▼
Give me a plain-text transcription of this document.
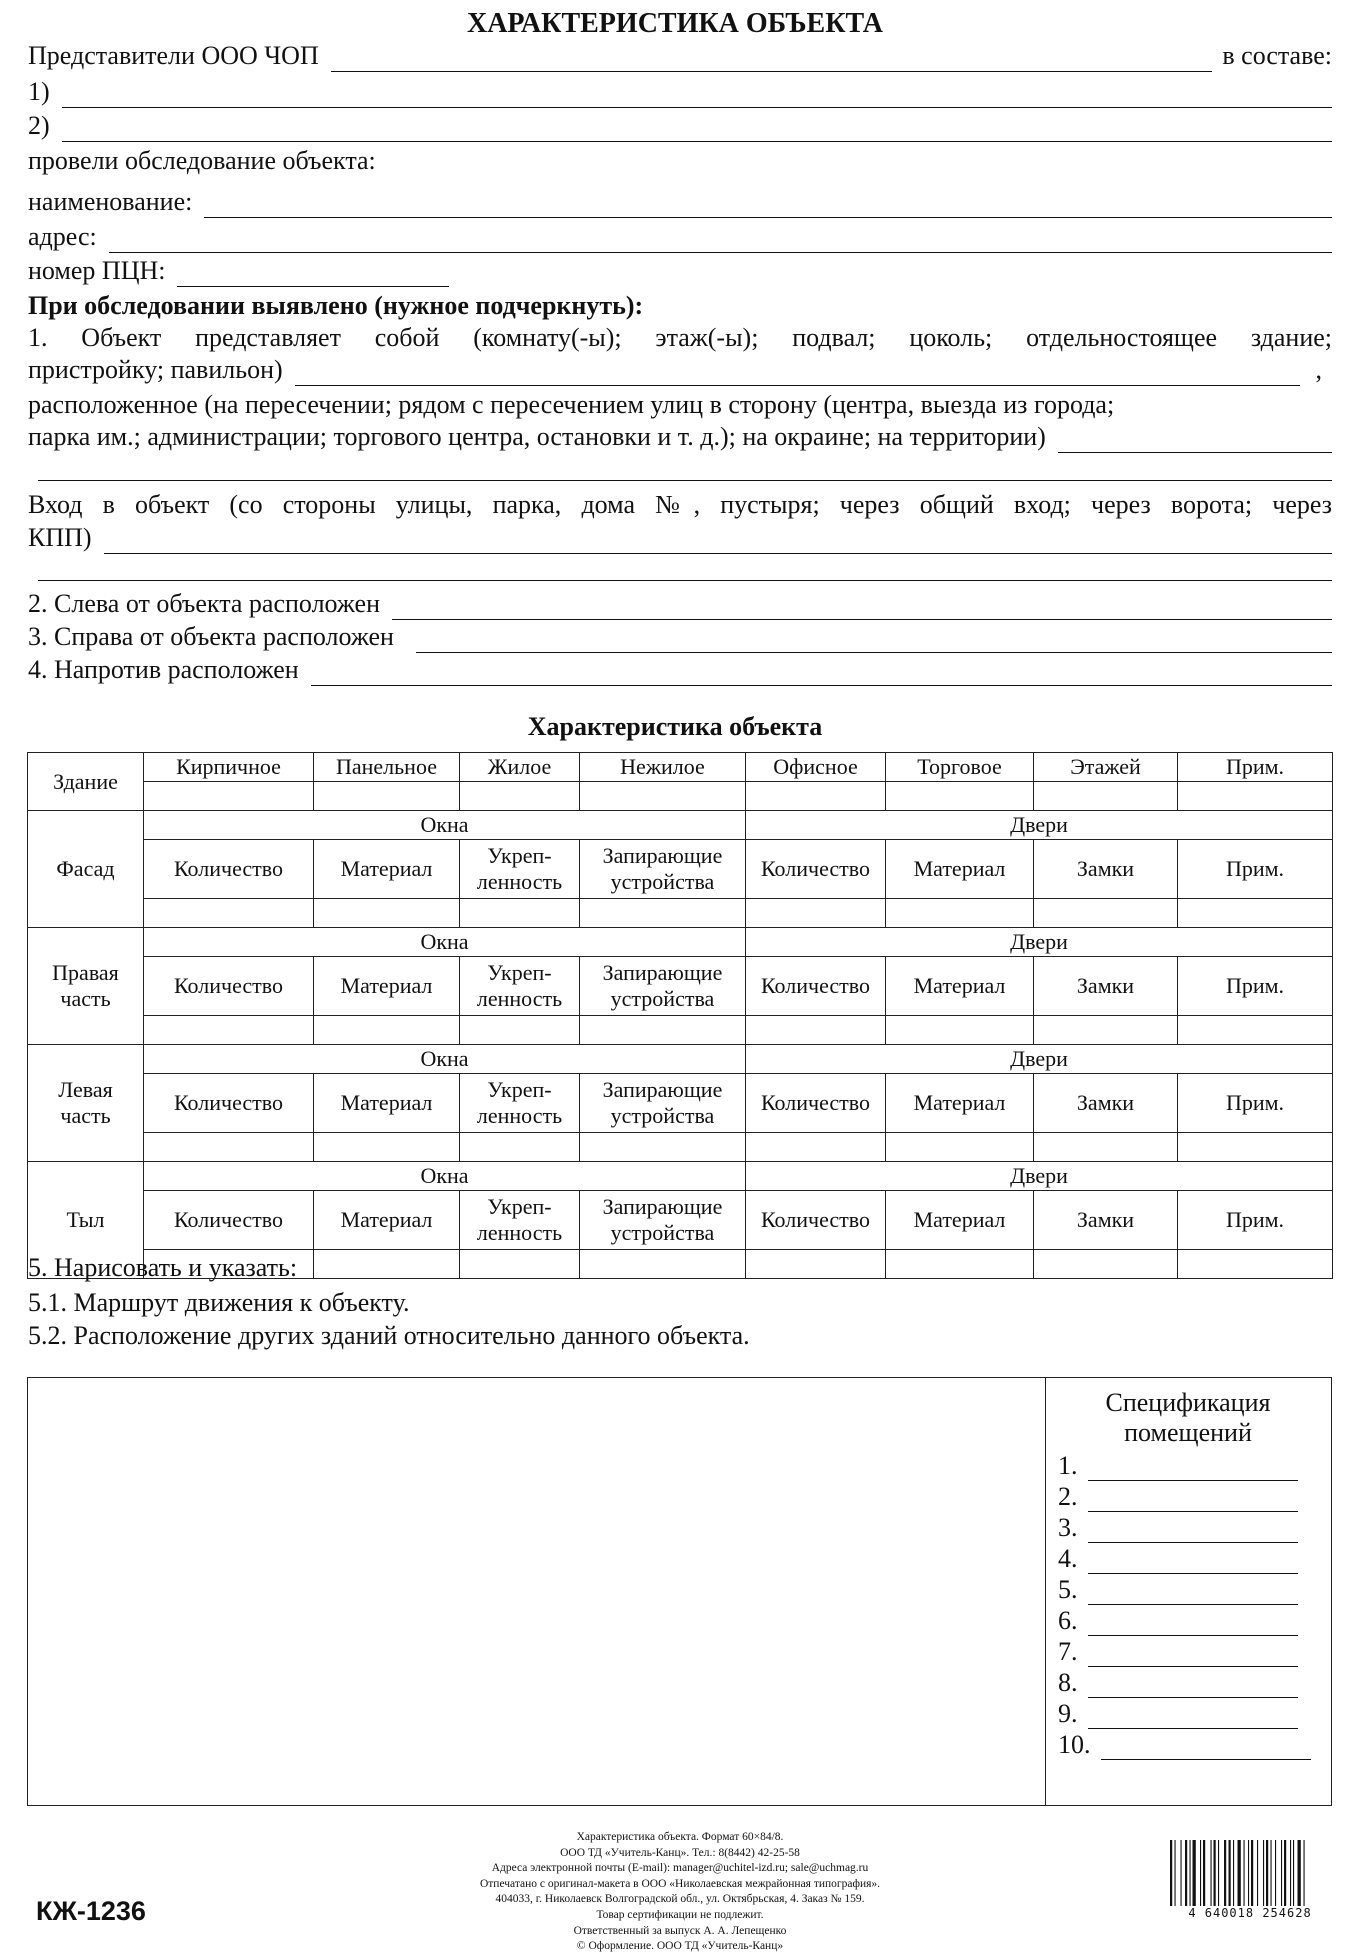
ХАРАКТЕРИСТИКА ОБЪЕКТА
Представители ООО ЧОП	в составе:
1)
2)
провели обследование объекта:
наименование:
адрес:
номер ПЦН:
При обследовании выявлено (нужное подчеркнуть):
1. Объект представляет собой (комнату(-ы); этаж(-ы); подвал; цоколь; отдельностоящее здание;
пристройку; павильон)	,
расположенное (на пересечении; рядом с пересечением улиц в сторону (центра, выезда из города;
парка им.; администрации; торгового центра, остановки и т. д.); на окраине; на территории)
Вход в объект (со стороны улицы, парка, дома №, пустыря; через общий вход; через ворота; через
КПП)
2. Слева от объекта расположен
3. Справа от объекта расположен
4. Напротив расположен
Характеристика объекта
Здание	Кирпичное	Панельное	Жилое	Нежилое	Офисное	Торговое	Этажей	Прим.

Фасад	Окна				Двери			
	Количество	Материал	Укреп-ленность	Запирающие устройства	Количество	Материал	Замки	Прим.

Правая часть	Окна				Двери			
	Количество	Материал	Укреп-ленность	Запирающие устройства	Количество	Материал	Замки	Прим.

Левая часть	Окна				Двери			
	Количество	Материал	Укреп-ленность	Запирающие устройства	Количество	Материал	Замки	Прим.

Тыл	Окна				Двери			
	Количество	Материал	Укреп-ленность	Запирающие устройства	Количество	Материал	Замки	Прим.

5. Нарисовать и указать:
5.1. Маршрут движения к объекту.
5.2. Расположение других зданий относительно данного объекта.
Спецификация
помещений
1.
2.
3.
4.
5.
6.
7.
8.
9.
10.
Характеристика объекта. Формат 60×84/8.
ООО ТД «Учитель-Канц». Тел.: 8(8442) 42-25-58
Адреса электронной почты (E-mail): manager@uchitel-izd.ru; sale@uchmag.ru
Отпечатано с оригинал-макета в ООО «Николаевская межрайонная типография».
404033, г. Николаевск Волгоградской обл., ул. Октябрьская, 4. Заказ № 159.
Товар сертификации не подлежит.
Ответственный за выпуск А. А. Лепещенко
© Оформление. ООО ТД «Учитель-Канц»
КЖ-1236	4 640018 254628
▲
Given exercise:
Reproduce every record above exactly, but leave out the pictures.

Written solution:
Give me a plain-text transcription of this document.
ХАРАКТЕРИСТИКА ОБЪЕКТА
Представители ООО ЧОП	в составе:
1)
2)
провели обследование объекта:
наименование:
адрес:
номер ПЦН:
При обследовании выявлено (нужное подчеркнуть):
1. Объект представляет собой (комнату(-ы); этаж(-ы); подвал; цоколь; отдельностоящее здание;
пристройку; павильон)	,
расположенное (на пересечении; рядом с пересечением улиц в сторону (центра, выезда из города;
парка им.; администрации; торгового центра, остановки и т. д.); на окраине; на территории)
Вход в объект (со стороны улицы, парка, дома №, пустыря; через общий вход; через ворота; через
КПП)
2. Слева от объекта расположен
3. Справа от объекта расположен
4. Напротив расположен
Характеристика объекта
Здание	Кирпичное	Панельное	Жилое	Нежилое	Офисное	Торговое	Этажей	Прим.

Фасад	Окна				Двери			
	Количество	Материал	Укреп-ленность	Запирающие устройства	Количество	Материал	Замки	Прим.

Правая часть	Окна				Двери			
	Количество	Материал	Укреп-ленность	Запирающие устройства	Количество	Материал	Замки	Прим.

Левая часть	Окна				Двери			
	Количество	Материал	Укреп-ленность	Запирающие устройства	Количество	Материал	Замки	Прим.

Тыл	Окна				Двери			
	Количество	Материал	Укреп-ленность	Запирающие устройства	Количество	Материал	Замки	Прим.

5. Нарисовать и указать:
5.1. Маршрут движения к объекту.
5.2. Расположение других зданий относительно данного объекта.
Спецификация
помещений
1.
2.
3.
4.
5.
6.
7.
8.
9.
10.
Характеристика объекта. Формат 60×84/8.
ООО ТД «Учитель-Канц». Тел.: 8(8442) 42-25-58
Адреса электронной почты (E-mail): manager@uchitel-izd.ru; sale@uchmag.ru
Отпечатано с оригинал-макета в ООО «Николаевская межрайонная типография».
404033, г. Николаевск Волгоградской обл., ул. Октябрьская, 4. Заказ № 159.
Товар сертификации не подлежит.
Ответственный за выпуск А. А. Лепещенко
© Оформление. ООО ТД «Учитель-Канц»
КЖ-1236	4 640018 254628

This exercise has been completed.